## Written request
Whenever a line below holds the word "page", copy that line.

Stored data entries:
▼▼▼

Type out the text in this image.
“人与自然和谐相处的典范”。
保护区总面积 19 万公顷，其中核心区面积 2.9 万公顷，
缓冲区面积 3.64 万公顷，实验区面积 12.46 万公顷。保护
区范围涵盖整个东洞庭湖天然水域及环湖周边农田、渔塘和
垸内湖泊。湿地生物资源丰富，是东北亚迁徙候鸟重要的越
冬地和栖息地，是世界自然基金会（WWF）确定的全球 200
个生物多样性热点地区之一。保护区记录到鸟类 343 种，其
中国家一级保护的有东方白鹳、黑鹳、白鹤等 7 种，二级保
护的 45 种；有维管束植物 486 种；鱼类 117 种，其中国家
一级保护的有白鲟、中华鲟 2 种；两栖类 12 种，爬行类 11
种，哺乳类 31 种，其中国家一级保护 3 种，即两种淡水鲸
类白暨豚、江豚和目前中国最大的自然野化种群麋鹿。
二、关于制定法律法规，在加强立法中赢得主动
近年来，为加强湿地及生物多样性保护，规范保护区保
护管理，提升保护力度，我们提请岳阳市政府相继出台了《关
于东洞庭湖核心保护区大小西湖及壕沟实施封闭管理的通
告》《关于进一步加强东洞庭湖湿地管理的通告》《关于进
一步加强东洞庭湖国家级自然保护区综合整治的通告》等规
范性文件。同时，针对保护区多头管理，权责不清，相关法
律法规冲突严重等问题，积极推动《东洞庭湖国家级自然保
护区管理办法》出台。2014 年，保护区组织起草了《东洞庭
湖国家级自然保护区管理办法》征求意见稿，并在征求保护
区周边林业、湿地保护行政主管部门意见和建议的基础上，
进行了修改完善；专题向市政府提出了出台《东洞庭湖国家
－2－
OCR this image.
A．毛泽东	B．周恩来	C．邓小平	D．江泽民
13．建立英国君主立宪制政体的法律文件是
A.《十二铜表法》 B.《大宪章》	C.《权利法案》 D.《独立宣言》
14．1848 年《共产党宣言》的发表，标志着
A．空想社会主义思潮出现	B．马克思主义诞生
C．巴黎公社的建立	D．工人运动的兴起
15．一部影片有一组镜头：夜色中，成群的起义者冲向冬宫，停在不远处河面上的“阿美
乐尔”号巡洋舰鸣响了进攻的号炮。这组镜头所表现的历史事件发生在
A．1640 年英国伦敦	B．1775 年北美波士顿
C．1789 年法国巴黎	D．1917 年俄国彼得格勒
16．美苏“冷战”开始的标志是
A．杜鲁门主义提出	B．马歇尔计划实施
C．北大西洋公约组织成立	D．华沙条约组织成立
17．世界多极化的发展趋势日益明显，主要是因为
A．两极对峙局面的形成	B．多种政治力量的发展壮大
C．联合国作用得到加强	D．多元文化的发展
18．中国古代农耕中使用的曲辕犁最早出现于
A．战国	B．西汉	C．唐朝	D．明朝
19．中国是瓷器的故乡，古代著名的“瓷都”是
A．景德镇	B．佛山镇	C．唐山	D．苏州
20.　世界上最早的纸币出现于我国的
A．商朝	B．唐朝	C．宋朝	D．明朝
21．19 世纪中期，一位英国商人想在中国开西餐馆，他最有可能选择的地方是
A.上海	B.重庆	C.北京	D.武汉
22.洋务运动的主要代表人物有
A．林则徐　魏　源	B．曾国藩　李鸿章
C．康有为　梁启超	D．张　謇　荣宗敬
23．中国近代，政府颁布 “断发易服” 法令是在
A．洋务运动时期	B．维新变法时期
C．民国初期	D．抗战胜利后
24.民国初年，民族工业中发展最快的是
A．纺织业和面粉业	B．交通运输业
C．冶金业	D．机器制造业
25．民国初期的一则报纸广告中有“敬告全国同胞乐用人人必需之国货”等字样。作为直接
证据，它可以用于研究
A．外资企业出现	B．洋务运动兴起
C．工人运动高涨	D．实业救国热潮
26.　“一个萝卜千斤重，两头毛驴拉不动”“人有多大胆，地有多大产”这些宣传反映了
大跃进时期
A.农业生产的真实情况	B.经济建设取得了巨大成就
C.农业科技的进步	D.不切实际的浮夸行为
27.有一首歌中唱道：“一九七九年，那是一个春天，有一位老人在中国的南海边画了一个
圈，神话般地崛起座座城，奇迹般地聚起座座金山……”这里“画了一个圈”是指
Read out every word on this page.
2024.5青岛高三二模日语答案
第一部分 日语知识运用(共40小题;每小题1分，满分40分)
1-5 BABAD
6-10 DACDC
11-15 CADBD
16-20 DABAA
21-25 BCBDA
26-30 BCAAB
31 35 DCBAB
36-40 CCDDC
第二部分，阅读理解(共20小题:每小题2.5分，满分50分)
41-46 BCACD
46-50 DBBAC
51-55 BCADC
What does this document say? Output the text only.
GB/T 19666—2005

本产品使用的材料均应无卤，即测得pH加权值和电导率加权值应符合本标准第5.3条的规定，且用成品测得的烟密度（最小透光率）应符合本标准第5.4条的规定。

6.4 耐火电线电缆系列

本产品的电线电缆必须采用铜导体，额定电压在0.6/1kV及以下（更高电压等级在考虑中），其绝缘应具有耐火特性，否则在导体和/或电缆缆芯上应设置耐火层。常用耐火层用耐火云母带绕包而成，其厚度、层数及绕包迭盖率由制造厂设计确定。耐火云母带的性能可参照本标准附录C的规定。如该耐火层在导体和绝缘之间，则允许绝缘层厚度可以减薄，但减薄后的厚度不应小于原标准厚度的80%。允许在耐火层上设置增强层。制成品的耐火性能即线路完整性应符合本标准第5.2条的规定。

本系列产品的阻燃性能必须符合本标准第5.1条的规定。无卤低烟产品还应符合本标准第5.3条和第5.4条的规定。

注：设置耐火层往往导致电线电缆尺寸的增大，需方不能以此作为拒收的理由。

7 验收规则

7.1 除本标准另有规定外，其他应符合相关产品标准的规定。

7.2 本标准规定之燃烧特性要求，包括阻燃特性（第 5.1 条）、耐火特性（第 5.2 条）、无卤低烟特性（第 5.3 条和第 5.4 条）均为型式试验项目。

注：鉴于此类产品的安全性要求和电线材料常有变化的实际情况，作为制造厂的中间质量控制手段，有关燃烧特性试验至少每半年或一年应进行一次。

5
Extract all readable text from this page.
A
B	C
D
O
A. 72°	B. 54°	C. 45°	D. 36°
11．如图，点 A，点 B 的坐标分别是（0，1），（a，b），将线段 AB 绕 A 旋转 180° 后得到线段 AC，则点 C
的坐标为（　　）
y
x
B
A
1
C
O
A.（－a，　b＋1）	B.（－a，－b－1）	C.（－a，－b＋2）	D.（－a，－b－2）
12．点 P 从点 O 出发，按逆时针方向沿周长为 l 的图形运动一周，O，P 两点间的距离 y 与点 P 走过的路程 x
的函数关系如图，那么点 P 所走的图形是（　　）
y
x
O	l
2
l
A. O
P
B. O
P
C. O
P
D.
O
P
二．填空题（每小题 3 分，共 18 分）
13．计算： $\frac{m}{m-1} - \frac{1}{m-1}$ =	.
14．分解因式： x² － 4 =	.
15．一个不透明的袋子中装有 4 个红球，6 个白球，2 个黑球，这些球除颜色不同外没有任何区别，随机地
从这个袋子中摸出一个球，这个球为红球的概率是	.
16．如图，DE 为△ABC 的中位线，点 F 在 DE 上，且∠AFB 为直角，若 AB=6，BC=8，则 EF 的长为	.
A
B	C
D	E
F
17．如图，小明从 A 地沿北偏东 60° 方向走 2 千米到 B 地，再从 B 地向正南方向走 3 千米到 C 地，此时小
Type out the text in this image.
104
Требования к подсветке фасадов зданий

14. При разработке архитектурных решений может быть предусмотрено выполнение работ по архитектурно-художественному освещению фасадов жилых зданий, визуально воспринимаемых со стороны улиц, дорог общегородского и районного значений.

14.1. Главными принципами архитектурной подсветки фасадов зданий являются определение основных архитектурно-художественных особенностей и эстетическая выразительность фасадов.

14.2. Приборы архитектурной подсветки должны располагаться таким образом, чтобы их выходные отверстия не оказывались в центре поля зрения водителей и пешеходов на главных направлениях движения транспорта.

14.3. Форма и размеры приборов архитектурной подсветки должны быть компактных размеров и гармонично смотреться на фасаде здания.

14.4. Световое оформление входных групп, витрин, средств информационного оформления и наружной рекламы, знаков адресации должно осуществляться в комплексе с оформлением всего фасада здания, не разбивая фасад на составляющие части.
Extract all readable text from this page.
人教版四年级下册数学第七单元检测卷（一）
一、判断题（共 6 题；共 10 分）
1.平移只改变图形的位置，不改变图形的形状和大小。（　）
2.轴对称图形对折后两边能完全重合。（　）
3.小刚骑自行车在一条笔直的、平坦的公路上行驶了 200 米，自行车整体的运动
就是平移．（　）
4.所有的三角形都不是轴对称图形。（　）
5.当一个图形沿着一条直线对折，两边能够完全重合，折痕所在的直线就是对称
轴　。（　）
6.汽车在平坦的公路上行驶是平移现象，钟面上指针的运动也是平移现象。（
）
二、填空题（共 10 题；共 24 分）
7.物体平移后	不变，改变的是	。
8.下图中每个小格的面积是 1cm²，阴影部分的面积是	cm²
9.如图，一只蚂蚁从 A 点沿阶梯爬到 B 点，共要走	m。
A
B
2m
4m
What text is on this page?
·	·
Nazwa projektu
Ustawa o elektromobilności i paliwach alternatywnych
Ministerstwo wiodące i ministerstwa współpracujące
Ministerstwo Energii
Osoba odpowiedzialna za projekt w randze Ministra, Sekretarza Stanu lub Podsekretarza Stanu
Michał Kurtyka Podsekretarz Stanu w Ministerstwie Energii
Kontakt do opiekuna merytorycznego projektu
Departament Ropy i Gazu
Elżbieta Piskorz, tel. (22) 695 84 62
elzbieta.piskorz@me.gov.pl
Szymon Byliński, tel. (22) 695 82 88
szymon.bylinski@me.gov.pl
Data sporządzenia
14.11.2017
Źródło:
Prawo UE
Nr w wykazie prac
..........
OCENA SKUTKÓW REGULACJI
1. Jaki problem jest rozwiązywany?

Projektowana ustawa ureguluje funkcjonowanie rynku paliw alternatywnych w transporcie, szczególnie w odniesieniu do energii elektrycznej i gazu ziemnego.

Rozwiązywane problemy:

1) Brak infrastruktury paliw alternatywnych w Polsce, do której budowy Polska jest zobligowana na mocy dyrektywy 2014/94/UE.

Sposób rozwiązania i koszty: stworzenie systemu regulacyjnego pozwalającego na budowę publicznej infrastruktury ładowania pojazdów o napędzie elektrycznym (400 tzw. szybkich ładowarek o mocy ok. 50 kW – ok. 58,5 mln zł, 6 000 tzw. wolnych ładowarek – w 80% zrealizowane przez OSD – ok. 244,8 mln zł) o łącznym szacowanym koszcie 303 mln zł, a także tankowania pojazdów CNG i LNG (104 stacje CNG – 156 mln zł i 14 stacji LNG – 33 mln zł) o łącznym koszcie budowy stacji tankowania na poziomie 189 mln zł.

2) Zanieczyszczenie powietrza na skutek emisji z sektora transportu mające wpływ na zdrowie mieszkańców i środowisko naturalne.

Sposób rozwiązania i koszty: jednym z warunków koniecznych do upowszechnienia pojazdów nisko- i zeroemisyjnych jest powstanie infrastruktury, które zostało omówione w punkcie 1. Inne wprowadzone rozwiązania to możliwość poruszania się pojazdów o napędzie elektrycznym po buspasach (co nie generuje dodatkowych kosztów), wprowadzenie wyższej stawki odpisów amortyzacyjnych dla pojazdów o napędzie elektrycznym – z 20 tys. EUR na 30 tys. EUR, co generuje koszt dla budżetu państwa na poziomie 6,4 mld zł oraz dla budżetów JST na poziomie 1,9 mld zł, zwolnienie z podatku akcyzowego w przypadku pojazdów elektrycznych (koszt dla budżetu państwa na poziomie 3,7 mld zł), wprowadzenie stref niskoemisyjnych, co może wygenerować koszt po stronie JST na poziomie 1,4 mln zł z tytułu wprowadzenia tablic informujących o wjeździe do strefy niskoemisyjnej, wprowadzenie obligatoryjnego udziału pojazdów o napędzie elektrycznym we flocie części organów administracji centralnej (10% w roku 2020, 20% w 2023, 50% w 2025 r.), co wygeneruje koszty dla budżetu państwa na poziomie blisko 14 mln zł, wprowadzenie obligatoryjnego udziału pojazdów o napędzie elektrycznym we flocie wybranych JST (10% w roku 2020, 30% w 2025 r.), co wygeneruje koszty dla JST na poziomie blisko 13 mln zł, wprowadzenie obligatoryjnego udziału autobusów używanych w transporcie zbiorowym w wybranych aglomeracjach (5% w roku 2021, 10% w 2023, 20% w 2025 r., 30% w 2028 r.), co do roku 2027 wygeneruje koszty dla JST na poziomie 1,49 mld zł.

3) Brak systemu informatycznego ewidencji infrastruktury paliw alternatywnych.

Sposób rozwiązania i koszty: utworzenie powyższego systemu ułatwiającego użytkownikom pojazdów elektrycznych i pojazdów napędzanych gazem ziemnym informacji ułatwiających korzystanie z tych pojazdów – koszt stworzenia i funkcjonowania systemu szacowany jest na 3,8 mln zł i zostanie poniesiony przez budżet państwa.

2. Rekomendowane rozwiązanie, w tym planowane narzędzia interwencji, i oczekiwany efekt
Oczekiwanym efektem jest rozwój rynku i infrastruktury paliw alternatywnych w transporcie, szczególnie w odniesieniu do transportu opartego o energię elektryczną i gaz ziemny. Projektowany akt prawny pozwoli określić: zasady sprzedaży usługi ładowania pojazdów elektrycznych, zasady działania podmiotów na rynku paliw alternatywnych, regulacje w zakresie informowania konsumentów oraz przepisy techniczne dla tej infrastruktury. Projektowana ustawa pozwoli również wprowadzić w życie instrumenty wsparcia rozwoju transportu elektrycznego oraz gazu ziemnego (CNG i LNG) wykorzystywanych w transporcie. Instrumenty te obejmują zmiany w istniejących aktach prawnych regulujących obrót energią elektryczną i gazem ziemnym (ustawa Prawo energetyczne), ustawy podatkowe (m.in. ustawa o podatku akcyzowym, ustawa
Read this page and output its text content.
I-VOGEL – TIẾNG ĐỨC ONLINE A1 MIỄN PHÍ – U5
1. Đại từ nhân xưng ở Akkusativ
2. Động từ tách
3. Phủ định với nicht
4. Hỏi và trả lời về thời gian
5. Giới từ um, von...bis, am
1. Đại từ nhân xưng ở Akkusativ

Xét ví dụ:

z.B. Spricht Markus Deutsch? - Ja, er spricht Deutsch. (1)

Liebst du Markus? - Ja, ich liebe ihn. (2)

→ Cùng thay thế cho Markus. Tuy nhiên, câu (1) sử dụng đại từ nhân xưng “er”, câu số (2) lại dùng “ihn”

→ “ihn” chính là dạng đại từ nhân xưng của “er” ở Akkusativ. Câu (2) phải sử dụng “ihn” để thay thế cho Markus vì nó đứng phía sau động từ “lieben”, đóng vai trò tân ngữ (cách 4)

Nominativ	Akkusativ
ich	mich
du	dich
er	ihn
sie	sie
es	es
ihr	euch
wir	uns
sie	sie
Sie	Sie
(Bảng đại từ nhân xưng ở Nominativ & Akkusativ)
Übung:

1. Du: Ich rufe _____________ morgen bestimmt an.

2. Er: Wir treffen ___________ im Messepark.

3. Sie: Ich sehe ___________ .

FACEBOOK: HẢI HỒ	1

▲▲▲

## Result of this task
Read out every word on this page.
Extract all readable text from this page.
Extract all readable text from this page.
What text is on this page?
Read this page and output its text content.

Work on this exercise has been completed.